═══ Available records ═══
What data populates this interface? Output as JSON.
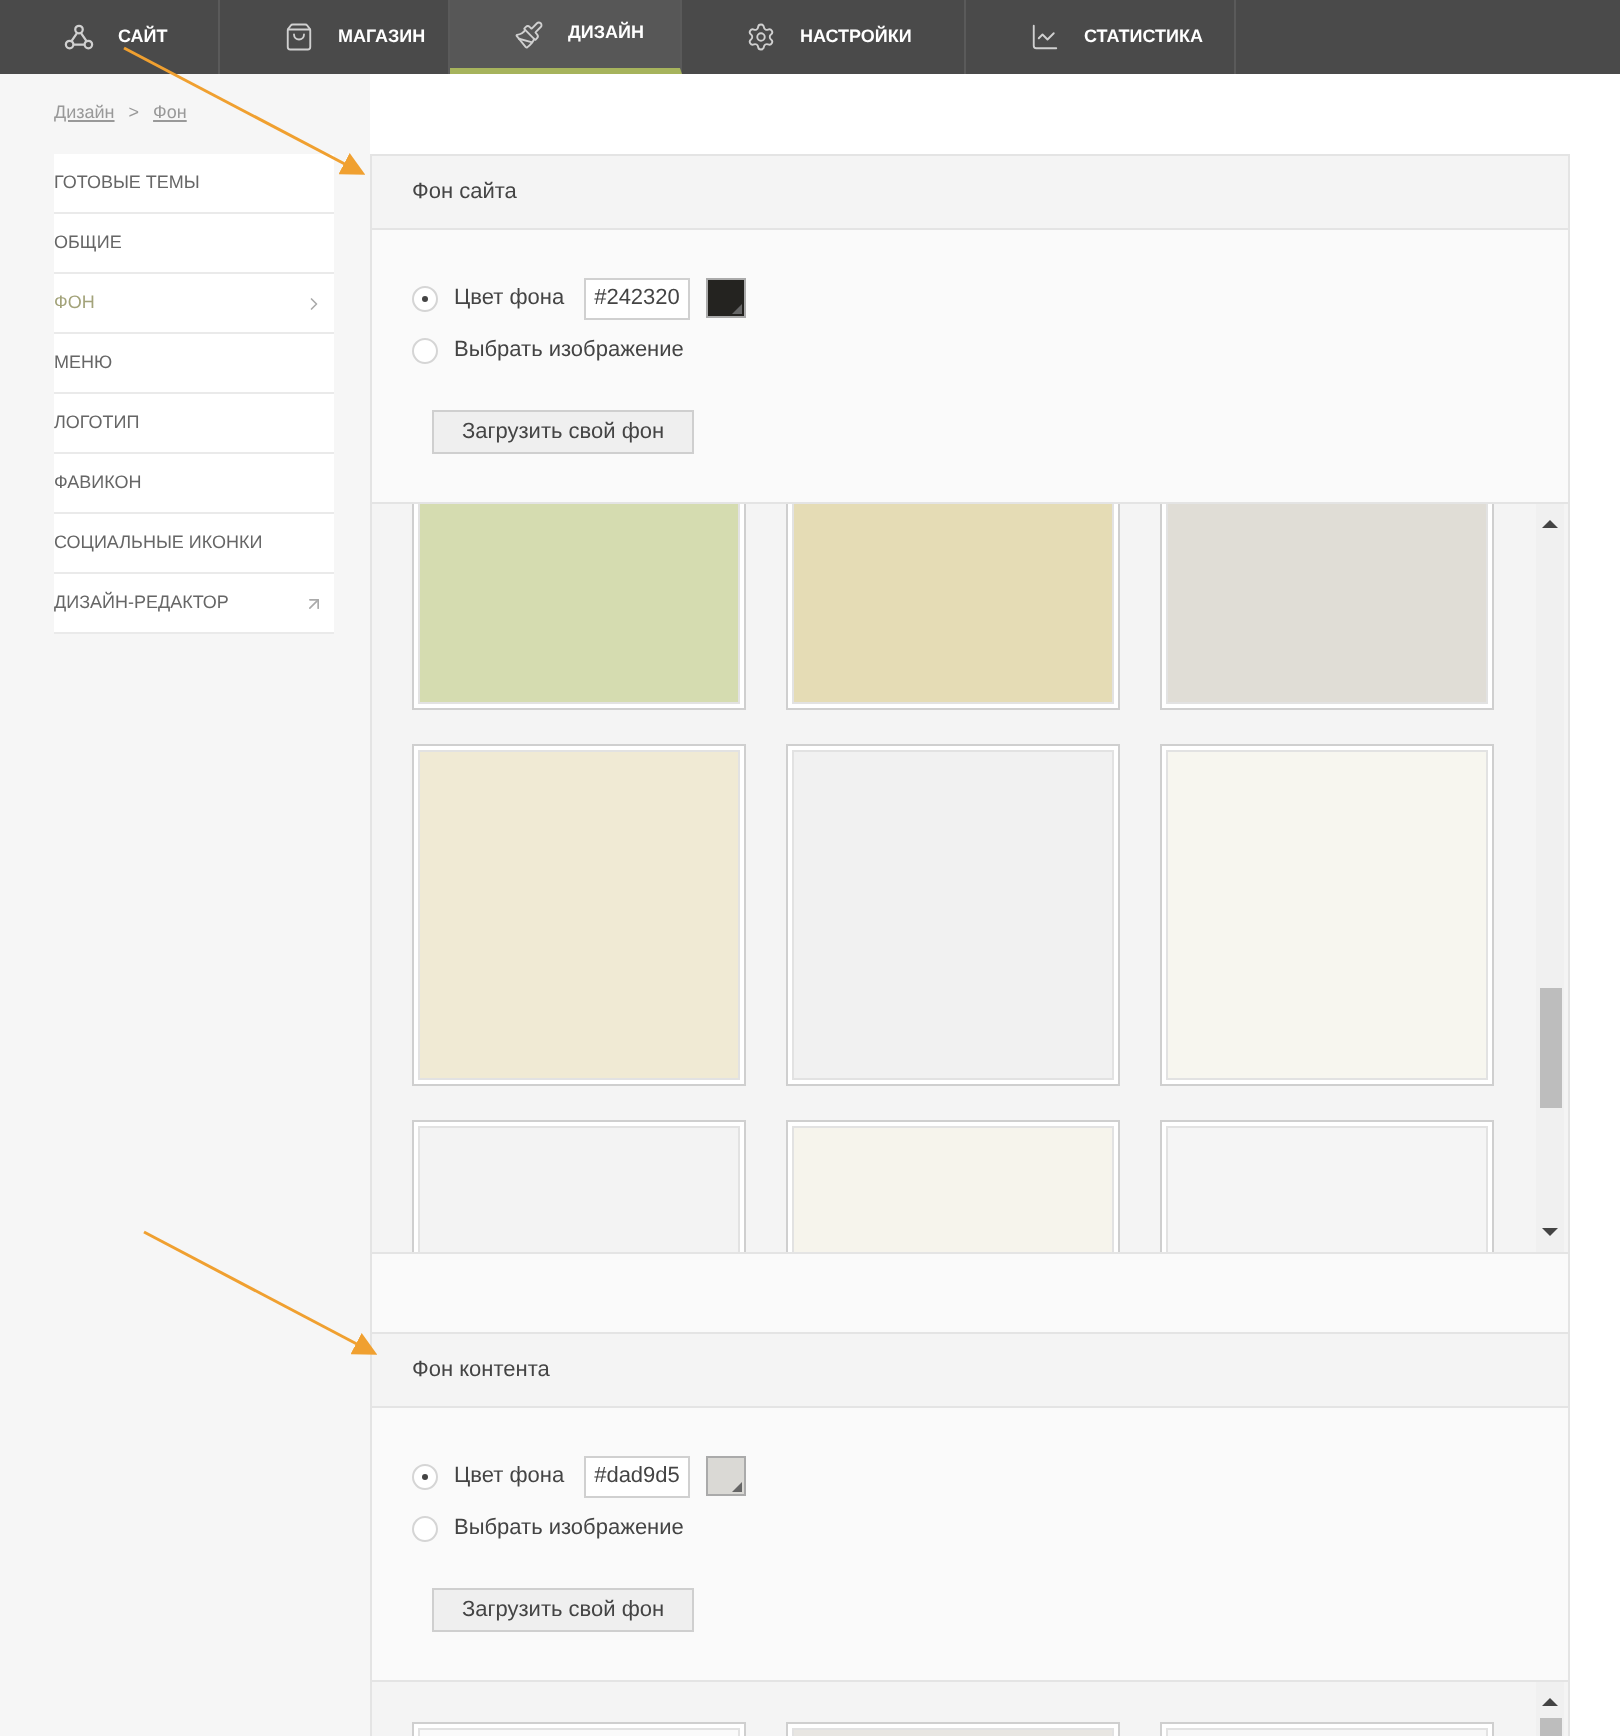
{
  "nav": [
    {
      "label": "САЙТ",
      "kind": "site",
      "selected": false
    },
    {
      "label": "МАГАЗИН",
      "kind": "shop",
      "selected": false
    },
    {
      "label": "ДИЗАЙН",
      "kind": "design",
      "selected": true
    },
    {
      "label": "НАСТРОЙКИ",
      "kind": "settings",
      "selected": false
    },
    {
      "label": "СТАТИСТИКА",
      "kind": "stats",
      "selected": false
    }
  ],
  "breadcrumb": [
    "Дизайн",
    "Фон"
  ],
  "breadcrumb_separator": ">",
  "sidebar": {
    "items": [
      {
        "label": "ГОТОВЫЕ ТЕМЫ",
        "kind": "page",
        "selected": false
      },
      {
        "label": "ОБЩИЕ",
        "kind": "page",
        "selected": false
      },
      {
        "label": "ФОН",
        "kind": "page",
        "selected": true
      },
      {
        "label": "МЕНЮ",
        "kind": "page",
        "selected": false
      },
      {
        "label": "ЛОГОТИП",
        "kind": "page",
        "selected": false
      },
      {
        "label": "ФАВИКОН",
        "kind": "page",
        "selected": false
      },
      {
        "label": "СОЦИАЛЬНЫЕ ИКОНКИ",
        "kind": "page",
        "selected": false
      },
      {
        "label": "ДИЗАЙН-РЕДАКТОР",
        "kind": "external",
        "selected": false
      }
    ]
  },
  "sections": [
    {
      "title": "Фон сайта",
      "options": [
        {
          "label": "Цвет фона",
          "selected": true,
          "kind": "color",
          "value": "#242320",
          "color": "#242320"
        },
        {
          "label": "Выбрать изображение",
          "selected": false,
          "kind": "image"
        }
      ],
      "upload_button": "Загрузить свой фон",
      "tiles": [
        {
          "color": "#d5dcb0"
        },
        {
          "color": "#e5dcb5"
        },
        {
          "color": "#e0ddd6"
        },
        {
          "color": "#f0ead4"
        },
        {
          "color": "#f1f1f1"
        },
        {
          "color": "#f7f6ef"
        },
        {
          "color": "#f3f3f3"
        },
        {
          "color": "#f6f4ec"
        },
        {
          "color": "#f5f5f5"
        }
      ]
    },
    {
      "title": "Фон контента",
      "options": [
        {
          "label": "Цвет фона",
          "selected": true,
          "kind": "color",
          "value": "#dad9d5",
          "color": "#dad9d5"
        },
        {
          "label": "Выбрать изображение",
          "selected": false,
          "kind": "image"
        }
      ],
      "upload_button": "Загрузить свой фон",
      "tiles": [
        {
          "color": "#fafafa"
        },
        {
          "color": "#e8e6e2"
        },
        {
          "color": "#f7f7f7"
        }
      ]
    }
  ]
}
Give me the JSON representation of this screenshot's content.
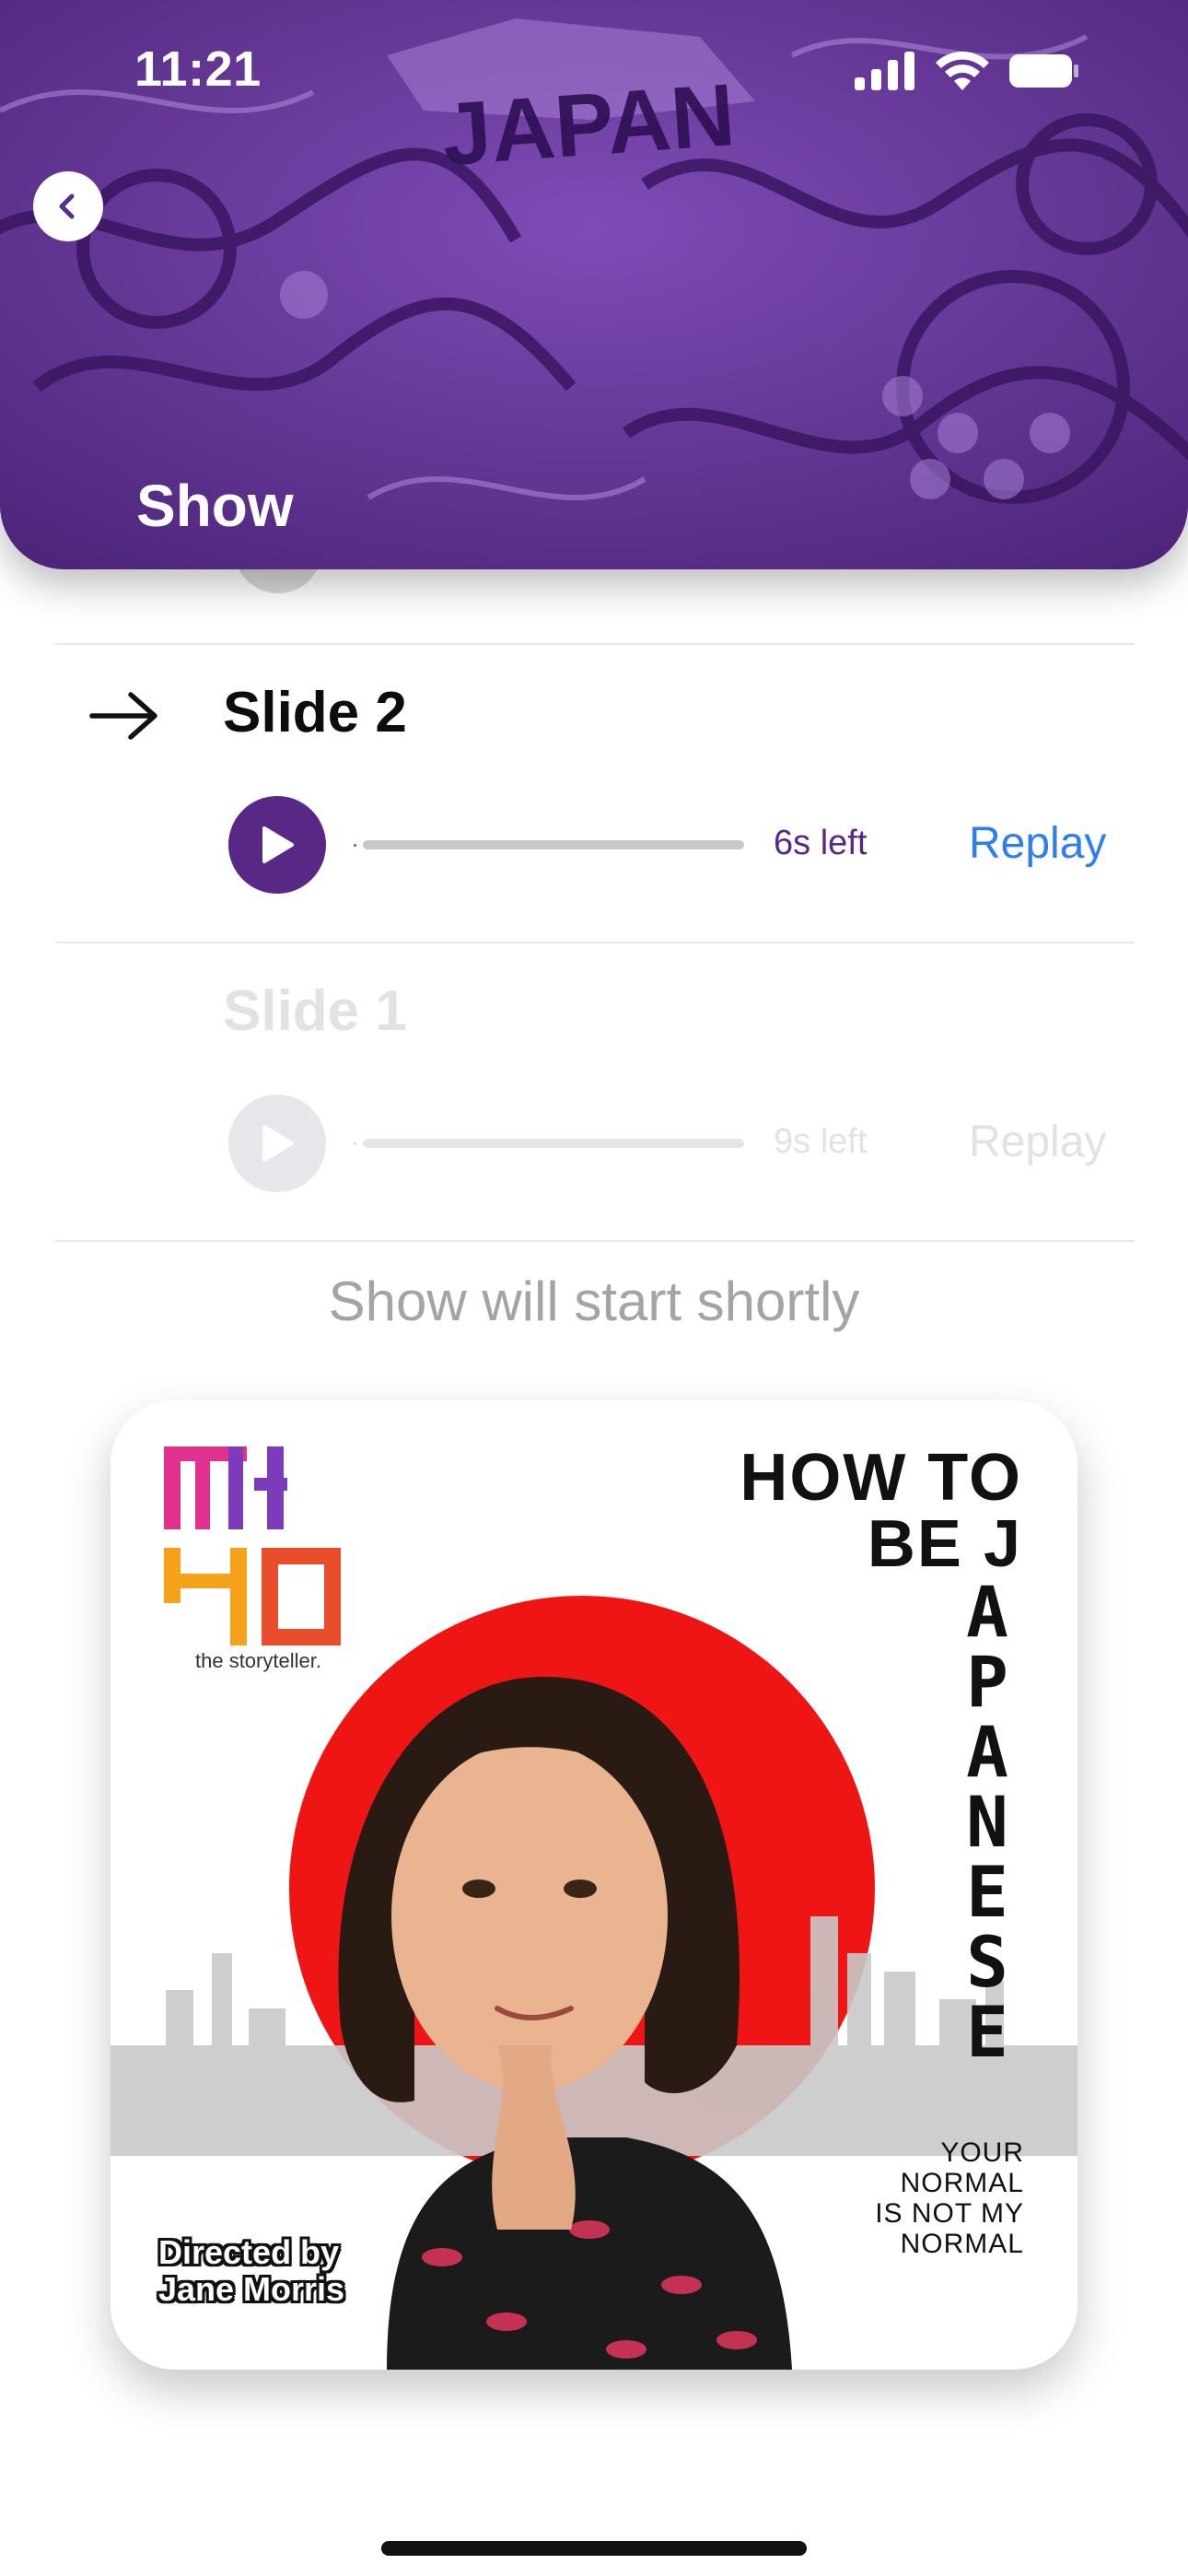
{
  "status_bar": {
    "time": "11:21"
  },
  "header": {
    "title": "Show",
    "background_text": "JAPAN",
    "accent_color": "#6a3a9e"
  },
  "slides": [
    {
      "title": "Slide 2",
      "time_left": "6s left",
      "replay_label": "Replay",
      "state": "playing-next",
      "progress": 0.0
    },
    {
      "title": "Slide 1",
      "time_left": "9s left",
      "replay_label": "Replay",
      "state": "upcoming",
      "progress": 0.0
    }
  ],
  "message": "Show will start shortly",
  "poster": {
    "logo_text": "MI YO",
    "logo_caption": "the storyteller.",
    "title_line1": "HOW TO",
    "title_line2": "BE J",
    "title_vertical": "APANESE",
    "slogan_line1": "YOUR",
    "slogan_line2": "NORMAL",
    "slogan_line3": "IS NOT MY",
    "slogan_line4": "NORMAL",
    "director_line1": "Directed by",
    "director_line2": "Jane Morris"
  },
  "colors": {
    "play_button": "#582887",
    "replay_link": "#2d7ff0",
    "time_left": "#582887",
    "disabled": "#e1e1e6",
    "poster_sun": "#f01515"
  }
}
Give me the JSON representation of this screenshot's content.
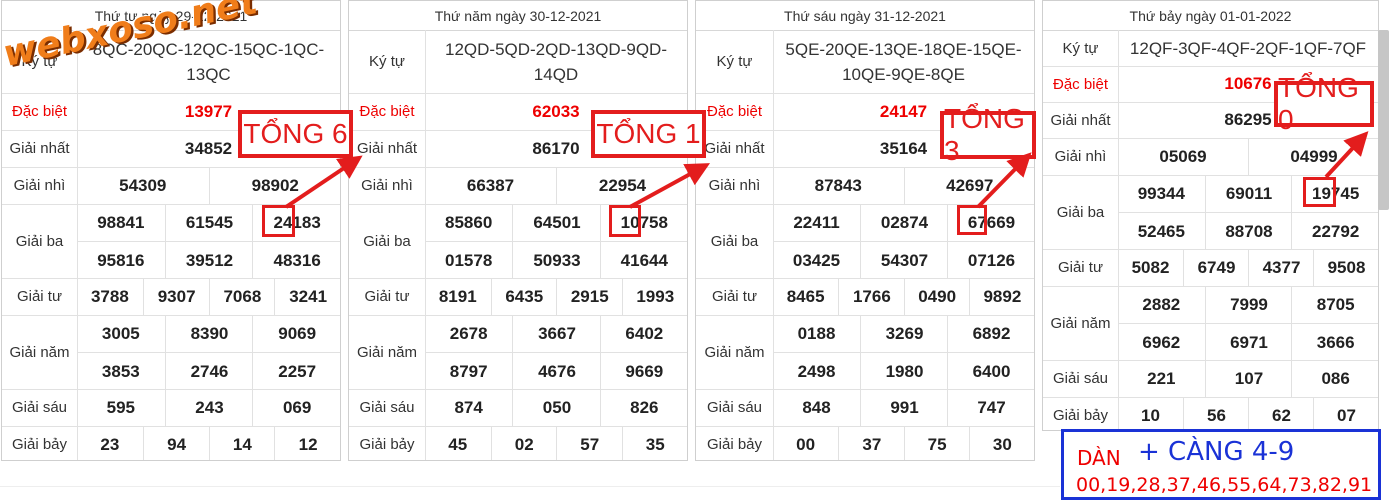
═══
What the task requires:
Report how many lines of the records above contain the word "Show", giving only the number.

Answer for this exercise:
2